Task objective: Please restate the following records word for word.

Data records:
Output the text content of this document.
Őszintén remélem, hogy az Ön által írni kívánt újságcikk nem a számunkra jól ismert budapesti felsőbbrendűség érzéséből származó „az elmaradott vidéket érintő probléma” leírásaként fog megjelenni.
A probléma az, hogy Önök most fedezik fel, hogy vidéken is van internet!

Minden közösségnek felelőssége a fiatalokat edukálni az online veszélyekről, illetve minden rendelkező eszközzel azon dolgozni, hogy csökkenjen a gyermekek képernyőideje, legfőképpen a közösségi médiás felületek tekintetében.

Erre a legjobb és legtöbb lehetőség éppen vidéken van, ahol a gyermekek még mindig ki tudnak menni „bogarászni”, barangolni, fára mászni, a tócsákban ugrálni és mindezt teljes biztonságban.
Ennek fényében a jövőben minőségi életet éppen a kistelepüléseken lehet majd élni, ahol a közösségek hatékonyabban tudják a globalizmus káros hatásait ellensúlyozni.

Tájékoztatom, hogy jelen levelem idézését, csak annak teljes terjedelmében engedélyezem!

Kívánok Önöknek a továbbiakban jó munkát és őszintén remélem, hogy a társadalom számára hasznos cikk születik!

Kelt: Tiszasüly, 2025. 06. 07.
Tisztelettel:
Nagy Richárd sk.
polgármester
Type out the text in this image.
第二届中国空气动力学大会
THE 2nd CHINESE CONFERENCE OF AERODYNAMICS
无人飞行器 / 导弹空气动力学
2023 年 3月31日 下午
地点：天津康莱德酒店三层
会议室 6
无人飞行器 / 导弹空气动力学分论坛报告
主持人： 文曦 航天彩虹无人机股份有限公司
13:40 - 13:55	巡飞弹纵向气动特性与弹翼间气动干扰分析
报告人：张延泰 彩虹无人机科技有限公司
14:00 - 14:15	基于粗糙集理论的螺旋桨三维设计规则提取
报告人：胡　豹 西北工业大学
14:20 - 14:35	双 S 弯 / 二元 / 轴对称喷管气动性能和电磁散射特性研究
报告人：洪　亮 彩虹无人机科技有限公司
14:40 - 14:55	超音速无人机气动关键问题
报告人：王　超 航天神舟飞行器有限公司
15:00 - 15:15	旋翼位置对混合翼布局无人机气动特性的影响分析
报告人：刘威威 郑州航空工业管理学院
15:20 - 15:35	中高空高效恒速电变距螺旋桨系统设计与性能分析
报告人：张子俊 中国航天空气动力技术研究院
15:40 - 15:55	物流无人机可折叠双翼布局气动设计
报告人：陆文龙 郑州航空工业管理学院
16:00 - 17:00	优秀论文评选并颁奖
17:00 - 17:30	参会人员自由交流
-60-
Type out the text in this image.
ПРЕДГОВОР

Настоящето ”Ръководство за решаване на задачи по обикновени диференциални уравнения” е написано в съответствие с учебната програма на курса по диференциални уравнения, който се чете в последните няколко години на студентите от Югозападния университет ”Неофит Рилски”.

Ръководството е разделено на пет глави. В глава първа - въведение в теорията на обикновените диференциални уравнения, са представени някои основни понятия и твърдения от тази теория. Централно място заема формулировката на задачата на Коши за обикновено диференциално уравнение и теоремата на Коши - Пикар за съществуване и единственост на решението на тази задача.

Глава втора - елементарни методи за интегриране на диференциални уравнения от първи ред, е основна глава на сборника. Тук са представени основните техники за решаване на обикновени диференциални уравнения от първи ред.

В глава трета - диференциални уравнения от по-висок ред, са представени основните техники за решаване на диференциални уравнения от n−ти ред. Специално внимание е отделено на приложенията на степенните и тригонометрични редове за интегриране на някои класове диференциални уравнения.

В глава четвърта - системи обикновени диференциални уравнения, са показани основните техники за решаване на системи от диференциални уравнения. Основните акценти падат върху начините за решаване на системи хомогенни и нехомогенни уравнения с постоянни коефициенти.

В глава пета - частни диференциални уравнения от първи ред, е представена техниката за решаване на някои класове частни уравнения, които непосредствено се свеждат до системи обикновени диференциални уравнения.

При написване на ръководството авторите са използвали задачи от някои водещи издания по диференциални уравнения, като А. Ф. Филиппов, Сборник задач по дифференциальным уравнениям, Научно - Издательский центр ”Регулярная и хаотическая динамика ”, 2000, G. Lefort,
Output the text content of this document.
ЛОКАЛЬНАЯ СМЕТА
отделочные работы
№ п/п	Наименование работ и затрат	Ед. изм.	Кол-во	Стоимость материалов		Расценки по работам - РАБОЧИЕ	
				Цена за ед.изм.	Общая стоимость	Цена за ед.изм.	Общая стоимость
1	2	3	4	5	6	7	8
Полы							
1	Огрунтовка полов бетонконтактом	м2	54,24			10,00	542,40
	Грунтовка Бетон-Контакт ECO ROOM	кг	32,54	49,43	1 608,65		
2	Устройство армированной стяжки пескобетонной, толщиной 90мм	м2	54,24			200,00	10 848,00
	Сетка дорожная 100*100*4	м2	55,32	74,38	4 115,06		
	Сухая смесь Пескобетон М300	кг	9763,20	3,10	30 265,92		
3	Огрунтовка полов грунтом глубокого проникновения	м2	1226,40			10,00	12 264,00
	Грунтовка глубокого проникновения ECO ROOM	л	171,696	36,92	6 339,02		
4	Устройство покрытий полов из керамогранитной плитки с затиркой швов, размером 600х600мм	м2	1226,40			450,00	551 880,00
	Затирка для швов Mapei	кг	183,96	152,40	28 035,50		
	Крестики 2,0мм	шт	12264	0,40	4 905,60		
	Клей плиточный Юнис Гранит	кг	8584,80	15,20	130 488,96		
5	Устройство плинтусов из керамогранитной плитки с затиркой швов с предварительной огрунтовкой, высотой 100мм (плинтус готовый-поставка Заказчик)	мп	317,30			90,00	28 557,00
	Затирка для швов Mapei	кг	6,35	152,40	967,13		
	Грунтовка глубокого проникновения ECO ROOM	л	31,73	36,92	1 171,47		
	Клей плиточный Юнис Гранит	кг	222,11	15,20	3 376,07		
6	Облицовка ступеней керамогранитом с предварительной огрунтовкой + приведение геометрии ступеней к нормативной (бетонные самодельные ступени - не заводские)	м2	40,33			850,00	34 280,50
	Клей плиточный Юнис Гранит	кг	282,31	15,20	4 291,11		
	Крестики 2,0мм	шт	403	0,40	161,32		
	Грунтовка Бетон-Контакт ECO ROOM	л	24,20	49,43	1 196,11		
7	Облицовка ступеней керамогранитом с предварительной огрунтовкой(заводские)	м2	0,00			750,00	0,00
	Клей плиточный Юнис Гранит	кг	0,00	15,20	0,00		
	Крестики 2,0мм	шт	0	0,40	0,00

Full answer:
Output the text content of this document.
Őszintén remélem, hogy az Ön által írni kívánt újságcikk nem a számunkra jól ismert budapesti felsőbbrendűség érzéséből származó „az elmaradott vidéket érintő probléma” leírásaként fog megjelenni.
A probléma az, hogy Önök most fedezik fel, hogy vidéken is van internet!

Minden közösségnek felelőssége a fiatalokat edukálni az online veszélyekről, illetve minden rendelkező eszközzel azon dolgozni, hogy csökkenjen a gyermekek képernyőideje, legfőképpen a közösségi médiás felületek tekintetében.

Erre a legjobb és legtöbb lehetőség éppen vidéken van, ahol a gyermekek még mindig ki tudnak menni „bogarászni”, barangolni, fára mászni, a tócsákban ugrálni és mindezt teljes biztonságban.
Ennek fényében a jövőben minőségi életet éppen a kistelepüléseken lehet majd élni, ahol a közösségek hatékonyabban tudják a globalizmus káros hatásait ellensúlyozni.

Tájékoztatom, hogy jelen levelem idézését, csak annak teljes terjedelmében engedélyezem!

Kívánok Önöknek a továbbiakban jó munkát és őszintén remélem, hogy a társadalom számára hasznos cikk születik!

Kelt: Tiszasüly, 2025. 06. 07.
Tisztelettel:
Nagy Richárd sk.
polgármester
Type out the text in this image.
第二届中国空气动力学大会
THE 2nd CHINESE CONFERENCE OF AERODYNAMICS
无人飞行器 / 导弹空气动力学
2023 年 3月31日 下午
地点：天津康莱德酒店三层
会议室 6
无人飞行器 / 导弹空气动力学分论坛报告
主持人： 文曦 航天彩虹无人机股份有限公司
13:40 - 13:55	巡飞弹纵向气动特性与弹翼间气动干扰分析
报告人：张延泰 彩虹无人机科技有限公司
14:00 - 14:15	基于粗糙集理论的螺旋桨三维设计规则提取
报告人：胡　豹 西北工业大学
14:20 - 14:35	双 S 弯 / 二元 / 轴对称喷管气动性能和电磁散射特性研究
报告人：洪　亮 彩虹无人机科技有限公司
14:40 - 14:55	超音速无人机气动关键问题
报告人：王　超 航天神舟飞行器有限公司
15:00 - 15:15	旋翼位置对混合翼布局无人机气动特性的影响分析
报告人：刘威威 郑州航空工业管理学院
15:20 - 15:35	中高空高效恒速电变距螺旋桨系统设计与性能分析
报告人：张子俊 中国航天空气动力技术研究院
15:40 - 15:55	物流无人机可折叠双翼布局气动设计
报告人：陆文龙 郑州航空工业管理学院
16:00 - 17:00	优秀论文评选并颁奖
17:00 - 17:30	参会人员自由交流
-60-
Type out the text in this image.
ПРЕДГОВОР

Настоящето ”Ръководство за решаване на задачи по обикновени диференциални уравнения” е написано в съответствие с учебната програма на курса по диференциални уравнения, който се чете в последните няколко години на студентите от Югозападния университет ”Неофит Рилски”.

Ръководството е разделено на пет глави. В глава първа - въведение в теорията на обикновените диференциални уравнения, са представени някои основни понятия и твърдения от тази теория. Централно място заема формулировката на задачата на Коши за обикновено диференциално уравнение и теоремата на Коши - Пикар за съществуване и единственост на решението на тази задача.

Глава втора - елементарни методи за интегриране на диференциални уравнения от първи ред, е основна глава на сборника. Тук са представени основните техники за решаване на обикновени диференциални уравнения от първи ред.

В глава трета - диференциални уравнения от по-висок ред, са представени основните техники за решаване на диференциални уравнения от n−ти ред. Специално внимание е отделено на приложенията на степенните и тригонометрични редове за интегриране на някои класове диференциални уравнения.

В глава четвърта - системи обикновени диференциални уравнения, са показани основните техники за решаване на системи от диференциални уравнения. Основните акценти падат върху начините за решаване на системи хомогенни и нехомогенни уравнения с постоянни коефициенти.

В глава пета - частни диференциални уравнения от първи ред, е представена техниката за решаване на някои класове частни уравнения, които непосредствено се свеждат до системи обикновени диференциални уравнения.

При написване на ръководството авторите са използвали задачи от някои водещи издания по диференциални уравнения, като А. Ф. Филиппов, Сборник задач по дифференциальным уравнениям, Научно - Издательский центр ”Регулярная и хаотическая динамика ”, 2000, G. Lefort,
Output the text content of this document.
ЛОКАЛЬНАЯ СМЕТА
отделочные работы
№ п/п	Наименование работ и затрат	Ед. изм.	Кол-во	Стоимость материалов		Расценки по работам - РАБОЧИЕ	
				Цена за ед.изм.	Общая стоимость	Цена за ед.изм.	Общая стоимость
1	2	3	4	5	6	7	8
Полы							
1	Огрунтовка полов бетонконтактом	м2	54,24			10,00	542,40
	Грунтовка Бетон-Контакт ECO ROOM	кг	32,54	49,43	1 608,65		
2	Устройство армированной стяжки пескобетонной, толщиной 90мм	м2	54,24			200,00	10 848,00
	Сетка дорожная 100*100*4	м2	55,32	74,38	4 115,06		
	Сухая смесь Пескобетон М300	кг	9763,20	3,10	30 265,92		
3	Огрунтовка полов грунтом глубокого проникновения	м2	1226,40			10,00	12 264,00
	Грунтовка глубокого проникновения ECO ROOM	л	171,696	36,92	6 339,02		
4	Устройство покрытий полов из керамогранитной плитки с затиркой швов, размером 600х600мм	м2	1226,40			450,00	551 880,00
	Затирка для швов Mapei	кг	183,96	152,40	28 035,50		
	Крестики 2,0мм	шт	12264	0,40	4 905,60		
	Клей плиточный Юнис Гранит	кг	8584,80	15,20	130 488,96		
5	Устройство плинтусов из керамогранитной плитки с затиркой швов с предварительной огрунтовкой, высотой 100мм (плинтус готовый-поставка Заказчик)	мп	317,30			90,00	28 557,00
	Затирка для швов Mapei	кг	6,35	152,40	967,13		
	Грунтовка глубокого проникновения ECO ROOM	л	31,73	36,92	1 171,47		
	Клей плиточный Юнис Гранит	кг	222,11	15,20	3 376,07		
6	Облицовка ступеней керамогранитом с предварительной огрунтовкой + приведение геометрии ступеней к нормативной (бетонные самодельные ступени - не заводские)	м2	40,33			850,00	34 280,50
	Клей плиточный Юнис Гранит	кг	282,31	15,20	4 291,11		
	Крестики 2,0мм	шт	403	0,40	161,32		
	Грунтовка Бетон-Контакт ECO ROOM	л	24,20	49,43	1 196,11		
7	Облицовка ступеней керамогранитом с предварительной огрунтовкой(заводские)	м2	0,00			750,00	0,00
	Клей плиточный Юнис Гранит	кг	0,00	15,20	0,00		
	Крестики 2,0мм	шт	0	0,40	0,00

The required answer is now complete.